What you are asked to do: Output each entry exactly; skip nothing.

[A block of data]
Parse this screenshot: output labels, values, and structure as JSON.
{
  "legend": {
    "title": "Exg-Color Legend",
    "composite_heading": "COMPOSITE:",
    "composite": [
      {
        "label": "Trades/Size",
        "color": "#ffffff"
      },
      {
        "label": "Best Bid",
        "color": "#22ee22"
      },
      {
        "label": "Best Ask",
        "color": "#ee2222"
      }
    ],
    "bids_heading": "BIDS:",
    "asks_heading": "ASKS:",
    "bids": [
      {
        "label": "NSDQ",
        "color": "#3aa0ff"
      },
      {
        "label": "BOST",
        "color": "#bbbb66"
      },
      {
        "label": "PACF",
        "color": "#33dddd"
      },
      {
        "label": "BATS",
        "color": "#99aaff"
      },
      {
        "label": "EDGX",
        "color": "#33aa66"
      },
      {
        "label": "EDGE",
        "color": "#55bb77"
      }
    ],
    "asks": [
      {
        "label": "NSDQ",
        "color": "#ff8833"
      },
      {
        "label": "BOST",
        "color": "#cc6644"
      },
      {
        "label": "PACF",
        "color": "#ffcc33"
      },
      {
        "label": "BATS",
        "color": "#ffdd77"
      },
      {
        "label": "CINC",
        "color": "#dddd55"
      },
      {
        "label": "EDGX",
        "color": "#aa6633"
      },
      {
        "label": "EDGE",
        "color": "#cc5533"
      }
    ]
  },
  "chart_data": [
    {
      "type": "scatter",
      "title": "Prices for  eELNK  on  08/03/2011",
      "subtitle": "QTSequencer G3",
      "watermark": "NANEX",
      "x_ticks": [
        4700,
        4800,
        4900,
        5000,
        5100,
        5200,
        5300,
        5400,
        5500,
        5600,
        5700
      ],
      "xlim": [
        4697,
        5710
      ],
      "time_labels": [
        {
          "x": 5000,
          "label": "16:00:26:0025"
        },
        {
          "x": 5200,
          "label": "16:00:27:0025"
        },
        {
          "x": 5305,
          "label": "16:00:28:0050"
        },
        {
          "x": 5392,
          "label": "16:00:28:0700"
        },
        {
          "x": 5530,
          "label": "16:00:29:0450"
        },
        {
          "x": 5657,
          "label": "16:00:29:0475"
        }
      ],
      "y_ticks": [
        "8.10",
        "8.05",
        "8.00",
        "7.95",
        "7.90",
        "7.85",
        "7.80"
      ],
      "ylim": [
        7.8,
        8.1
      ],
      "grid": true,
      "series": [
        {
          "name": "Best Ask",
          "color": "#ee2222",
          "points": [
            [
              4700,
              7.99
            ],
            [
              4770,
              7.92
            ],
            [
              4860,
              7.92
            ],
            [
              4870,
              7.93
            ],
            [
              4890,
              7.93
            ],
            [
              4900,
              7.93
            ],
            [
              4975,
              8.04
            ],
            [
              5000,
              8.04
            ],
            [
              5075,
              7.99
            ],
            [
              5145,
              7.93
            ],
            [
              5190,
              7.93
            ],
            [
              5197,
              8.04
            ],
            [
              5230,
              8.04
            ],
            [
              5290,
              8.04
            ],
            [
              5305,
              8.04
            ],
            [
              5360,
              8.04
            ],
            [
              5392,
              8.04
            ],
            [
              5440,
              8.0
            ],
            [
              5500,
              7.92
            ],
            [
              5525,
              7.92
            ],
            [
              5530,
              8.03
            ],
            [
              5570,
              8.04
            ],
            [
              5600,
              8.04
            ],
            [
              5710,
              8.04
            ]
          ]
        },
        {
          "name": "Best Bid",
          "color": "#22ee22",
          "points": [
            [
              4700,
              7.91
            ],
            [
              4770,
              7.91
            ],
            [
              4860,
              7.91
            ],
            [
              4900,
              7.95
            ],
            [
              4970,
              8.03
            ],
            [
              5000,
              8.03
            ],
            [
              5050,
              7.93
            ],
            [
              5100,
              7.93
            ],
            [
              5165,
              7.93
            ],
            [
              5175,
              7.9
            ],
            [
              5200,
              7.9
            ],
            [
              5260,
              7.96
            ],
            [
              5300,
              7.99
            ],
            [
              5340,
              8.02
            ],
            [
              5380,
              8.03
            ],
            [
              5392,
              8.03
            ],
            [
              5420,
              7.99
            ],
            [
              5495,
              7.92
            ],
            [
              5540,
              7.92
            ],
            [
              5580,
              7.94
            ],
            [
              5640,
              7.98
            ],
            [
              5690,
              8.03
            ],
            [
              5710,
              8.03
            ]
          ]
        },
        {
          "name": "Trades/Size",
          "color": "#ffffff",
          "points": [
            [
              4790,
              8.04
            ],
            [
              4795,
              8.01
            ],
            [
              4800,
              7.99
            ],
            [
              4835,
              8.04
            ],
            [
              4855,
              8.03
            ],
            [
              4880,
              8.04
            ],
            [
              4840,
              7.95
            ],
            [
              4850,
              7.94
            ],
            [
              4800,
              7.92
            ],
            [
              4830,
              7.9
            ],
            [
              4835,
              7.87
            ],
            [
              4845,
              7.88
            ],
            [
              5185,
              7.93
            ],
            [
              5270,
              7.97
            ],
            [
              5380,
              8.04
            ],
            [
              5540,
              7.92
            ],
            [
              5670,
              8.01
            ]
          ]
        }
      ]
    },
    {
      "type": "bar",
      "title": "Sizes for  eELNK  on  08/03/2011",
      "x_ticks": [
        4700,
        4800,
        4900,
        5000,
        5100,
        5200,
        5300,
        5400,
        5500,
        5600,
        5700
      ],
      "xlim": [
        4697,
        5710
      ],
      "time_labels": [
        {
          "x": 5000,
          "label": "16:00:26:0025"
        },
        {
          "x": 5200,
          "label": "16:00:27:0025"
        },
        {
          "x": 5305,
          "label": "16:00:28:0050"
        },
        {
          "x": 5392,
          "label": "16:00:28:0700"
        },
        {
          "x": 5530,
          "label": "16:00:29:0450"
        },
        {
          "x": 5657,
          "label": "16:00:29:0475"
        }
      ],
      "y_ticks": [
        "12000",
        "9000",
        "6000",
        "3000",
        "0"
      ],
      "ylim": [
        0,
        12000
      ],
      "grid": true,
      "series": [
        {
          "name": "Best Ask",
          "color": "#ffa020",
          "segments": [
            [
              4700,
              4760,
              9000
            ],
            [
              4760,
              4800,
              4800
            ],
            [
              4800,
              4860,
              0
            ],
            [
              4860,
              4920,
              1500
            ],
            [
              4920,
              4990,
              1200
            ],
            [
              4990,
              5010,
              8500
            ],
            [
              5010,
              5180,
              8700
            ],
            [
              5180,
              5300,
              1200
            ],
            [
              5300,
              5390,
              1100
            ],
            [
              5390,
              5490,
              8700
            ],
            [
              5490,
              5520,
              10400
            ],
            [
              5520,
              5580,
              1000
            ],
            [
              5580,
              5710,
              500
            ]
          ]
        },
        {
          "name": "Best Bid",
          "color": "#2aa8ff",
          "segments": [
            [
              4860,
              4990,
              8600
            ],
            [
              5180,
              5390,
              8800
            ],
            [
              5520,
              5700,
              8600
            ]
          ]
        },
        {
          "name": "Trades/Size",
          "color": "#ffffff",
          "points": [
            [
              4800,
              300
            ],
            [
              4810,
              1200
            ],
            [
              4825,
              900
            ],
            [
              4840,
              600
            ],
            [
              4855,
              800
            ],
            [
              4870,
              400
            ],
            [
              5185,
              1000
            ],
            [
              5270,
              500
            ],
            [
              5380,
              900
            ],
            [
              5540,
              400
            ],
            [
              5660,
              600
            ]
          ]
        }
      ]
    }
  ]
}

Output below:
Parse this screenshot: output labels, values, and structure as JSON.
{
  "legend": {
    "title": "Exg-Color Legend",
    "composite_heading": "COMPOSITE:",
    "composite": [
      {
        "label": "Trades/Size",
        "color": "#ffffff"
      },
      {
        "label": "Best Bid",
        "color": "#22ee22"
      },
      {
        "label": "Best Ask",
        "color": "#ee2222"
      }
    ],
    "bids_heading": "BIDS:",
    "asks_heading": "ASKS:",
    "bids": [
      {
        "label": "NSDQ",
        "color": "#3aa0ff"
      },
      {
        "label": "BOST",
        "color": "#bbbb66"
      },
      {
        "label": "PACF",
        "color": "#33dddd"
      },
      {
        "label": "BATS",
        "color": "#99aaff"
      },
      {
        "label": "EDGX",
        "color": "#33aa66"
      },
      {
        "label": "EDGE",
        "color": "#55bb77"
      }
    ],
    "asks": [
      {
        "label": "NSDQ",
        "color": "#ff8833"
      },
      {
        "label": "BOST",
        "color": "#cc6644"
      },
      {
        "label": "PACF",
        "color": "#ffcc33"
      },
      {
        "label": "BATS",
        "color": "#ffdd77"
      },
      {
        "label": "CINC",
        "color": "#dddd55"
      },
      {
        "label": "EDGX",
        "color": "#aa6633"
      },
      {
        "label": "EDGE",
        "color": "#cc5533"
      }
    ]
  },
  "chart_data": [
    {
      "type": "scatter",
      "title": "Prices for  eELNK  on  08/03/2011",
      "subtitle": "QTSequencer G3",
      "watermark": "NANEX",
      "x_ticks": [
        4700,
        4800,
        4900,
        5000,
        5100,
        5200,
        5300,
        5400,
        5500,
        5600,
        5700
      ],
      "xlim": [
        4697,
        5710
      ],
      "time_labels": [
        {
          "x": 5000,
          "label": "16:00:26:0025"
        },
        {
          "x": 5200,
          "label": "16:00:27:0025"
        },
        {
          "x": 5305,
          "label": "16:00:28:0050"
        },
        {
          "x": 5392,
          "label": "16:00:28:0700"
        },
        {
          "x": 5530,
          "label": "16:00:29:0450"
        },
        {
          "x": 5657,
          "label": "16:00:29:0475"
        }
      ],
      "y_ticks": [
        "8.10",
        "8.05",
        "8.00",
        "7.95",
        "7.90",
        "7.85",
        "7.80"
      ],
      "ylim": [
        7.8,
        8.1
      ],
      "grid": true,
      "series": [
        {
          "name": "Best Ask",
          "color": "#ee2222",
          "points": [
            [
              4700,
              7.99
            ],
            [
              4770,
              7.92
            ],
            [
              4860,
              7.92
            ],
            [
              4870,
              7.93
            ],
            [
              4890,
              7.93
            ],
            [
              4900,
              7.93
            ],
            [
              4975,
              8.04
            ],
            [
              5000,
              8.04
            ],
            [
              5075,
              7.99
            ],
            [
              5145,
              7.93
            ],
            [
              5190,
              7.93
            ],
            [
              5197,
              8.04
            ],
            [
              5230,
              8.04
            ],
            [
              5290,
              8.04
            ],
            [
              5305,
              8.04
            ],
            [
              5360,
              8.04
            ],
            [
              5392,
              8.04
            ],
            [
              5440,
              8.0
            ],
            [
              5500,
              7.92
            ],
            [
              5525,
              7.92
            ],
            [
              5530,
              8.03
            ],
            [
              5570,
              8.04
            ],
            [
              5600,
              8.04
            ],
            [
              5710,
              8.04
            ]
          ]
        },
        {
          "name": "Best Bid",
          "color": "#22ee22",
          "points": [
            [
              4700,
              7.91
            ],
            [
              4770,
              7.91
            ],
            [
              4860,
              7.91
            ],
            [
              4900,
              7.95
            ],
            [
              4970,
              8.03
            ],
            [
              5000,
              8.03
            ],
            [
              5050,
              7.93
            ],
            [
              5100,
              7.93
            ],
            [
              5165,
              7.93
            ],
            [
              5175,
              7.9
            ],
            [
              5200,
              7.9
            ],
            [
              5260,
              7.96
            ],
            [
              5300,
              7.99
            ],
            [
              5340,
              8.02
            ],
            [
              5380,
              8.03
            ],
            [
              5392,
              8.03
            ],
            [
              5420,
              7.99
            ],
            [
              5495,
              7.92
            ],
            [
              5540,
              7.92
            ],
            [
              5580,
              7.94
            ],
            [
              5640,
              7.98
            ],
            [
              5690,
              8.03
            ],
            [
              5710,
              8.03
            ]
          ]
        },
        {
          "name": "Trades/Size",
          "color": "#ffffff",
          "points": [
            [
              4790,
              8.04
            ],
            [
              4795,
              8.01
            ],
            [
              4800,
              7.99
            ],
            [
              4835,
              8.04
            ],
            [
              4855,
              8.03
            ],
            [
              4880,
              8.04
            ],
            [
              4840,
              7.95
            ],
            [
              4850,
              7.94
            ],
            [
              4800,
              7.92
            ],
            [
              4830,
              7.9
            ],
            [
              4835,
              7.87
            ],
            [
              4845,
              7.88
            ],
            [
              5185,
              7.93
            ],
            [
              5270,
              7.97
            ],
            [
              5380,
              8.04
            ],
            [
              5540,
              7.92
            ],
            [
              5670,
              8.01
            ]
          ]
        }
      ]
    },
    {
      "type": "bar",
      "title": "Sizes for  eELNK  on  08/03/2011",
      "x_ticks": [
        4700,
        4800,
        4900,
        5000,
        5100,
        5200,
        5300,
        5400,
        5500,
        5600,
        5700
      ],
      "xlim": [
        4697,
        5710
      ],
      "time_labels": [
        {
          "x": 5000,
          "label": "16:00:26:0025"
        },
        {
          "x": 5200,
          "label": "16:00:27:0025"
        },
        {
          "x": 5305,
          "label": "16:00:28:0050"
        },
        {
          "x": 5392,
          "label": "16:00:28:0700"
        },
        {
          "x": 5530,
          "label": "16:00:29:0450"
        },
        {
          "x": 5657,
          "label": "16:00:29:0475"
        }
      ],
      "y_ticks": [
        "12000",
        "9000",
        "6000",
        "3000",
        "0"
      ],
      "ylim": [
        0,
        12000
      ],
      "grid": true,
      "series": [
        {
          "name": "Best Ask",
          "color": "#ffa020",
          "segments": [
            [
              4700,
              4760,
              9000
            ],
            [
              4760,
              4800,
              4800
            ],
            [
              4800,
              4860,
              0
            ],
            [
              4860,
              4920,
              1500
            ],
            [
              4920,
              4990,
              1200
            ],
            [
              4990,
              5010,
              8500
            ],
            [
              5010,
              5180,
              8700
            ],
            [
              5180,
              5300,
              1200
            ],
            [
              5300,
              5390,
              1100
            ],
            [
              5390,
              5490,
              8700
            ],
            [
              5490,
              5520,
              10400
            ],
            [
              5520,
              5580,
              1000
            ],
            [
              5580,
              5710,
              500
            ]
          ]
        },
        {
          "name": "Best Bid",
          "color": "#2aa8ff",
          "segments": [
            [
              4860,
              4990,
              8600
            ],
            [
              5180,
              5390,
              8800
            ],
            [
              5520,
              5700,
              8600
            ]
          ]
        },
        {
          "name": "Trades/Size",
          "color": "#ffffff",
          "points": [
            [
              4800,
              300
            ],
            [
              4810,
              1200
            ],
            [
              4825,
              900
            ],
            [
              4840,
              600
            ],
            [
              4855,
              800
            ],
            [
              4870,
              400
            ],
            [
              5185,
              1000
            ],
            [
              5270,
              500
            ],
            [
              5380,
              900
            ],
            [
              5540,
              400
            ],
            [
              5660,
              600
            ]
          ]
        }
      ]
    }
  ]
}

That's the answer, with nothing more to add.